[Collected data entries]
******************************

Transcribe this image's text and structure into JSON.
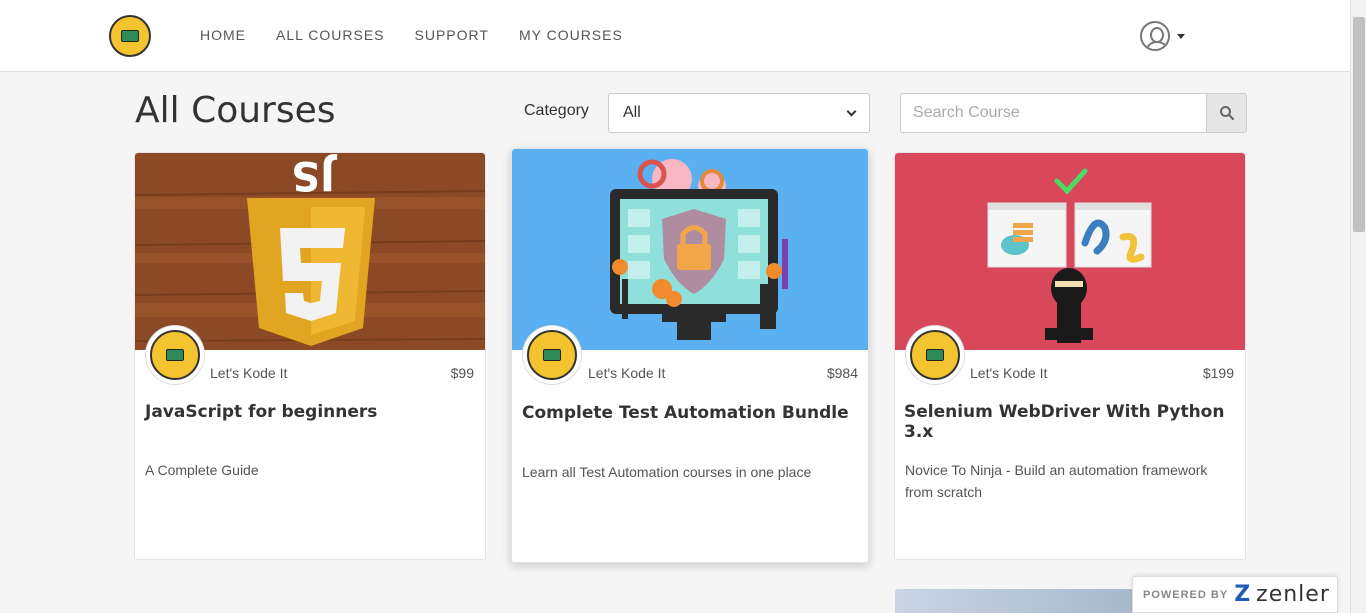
{
  "nav": {
    "items": [
      "HOME",
      "ALL COURSES",
      "SUPPORT",
      "MY COURSES"
    ]
  },
  "page": {
    "title": "All Courses",
    "category_label": "Category",
    "category_value": "All",
    "search_placeholder": "Search Course"
  },
  "courses": [
    {
      "author": "Let's Kode It",
      "price": "$99",
      "title": "JavaScript for beginners",
      "description": "A Complete Guide"
    },
    {
      "author": "Let's Kode It",
      "price": "$984",
      "title": "Complete Test Automation Bundle",
      "description": "Learn all Test Automation courses in one place"
    },
    {
      "author": "Let's Kode It",
      "price": "$199",
      "title": "Selenium WebDriver With Python 3.x",
      "description": "Novice To Ninja - Build an automation framework from scratch"
    }
  ],
  "footer": {
    "powered_by": "POWERED BY",
    "brand": "zenler"
  },
  "icons": {
    "logo": "lets-kode-it-logo",
    "user": "user-avatar-icon",
    "search": "search-icon"
  },
  "colors": {
    "js_thumb": "#8b4a25",
    "automation_thumb": "#5ab0f0",
    "selenium_thumb": "#d9475a",
    "brand_blue": "#1e5bb8"
  }
}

******************************

# OBJECTIVE
Reproduce each line exactly as it appears, omitting the pictures.

# ANSWER TO THE TASK
Transcribe this image's text and structure into JSON.
{
  "nav": {
    "items": [
      "HOME",
      "ALL COURSES",
      "SUPPORT",
      "MY COURSES"
    ]
  },
  "page": {
    "title": "All Courses",
    "category_label": "Category",
    "category_value": "All",
    "search_placeholder": "Search Course"
  },
  "courses": [
    {
      "author": "Let's Kode It",
      "price": "$99",
      "title": "JavaScript for beginners",
      "description": "A Complete Guide"
    },
    {
      "author": "Let's Kode It",
      "price": "$984",
      "title": "Complete Test Automation Bundle",
      "description": "Learn all Test Automation courses in one place"
    },
    {
      "author": "Let's Kode It",
      "price": "$199",
      "title": "Selenium WebDriver With Python 3.x",
      "description": "Novice To Ninja - Build an automation framework from scratch"
    }
  ],
  "footer": {
    "powered_by": "POWERED BY",
    "brand": "zenler"
  },
  "icons": {
    "logo": "lets-kode-it-logo",
    "user": "user-avatar-icon",
    "search": "search-icon"
  },
  "colors": {
    "js_thumb": "#8b4a25",
    "automation_thumb": "#5ab0f0",
    "selenium_thumb": "#d9475a",
    "brand_blue": "#1e5bb8"
  }
}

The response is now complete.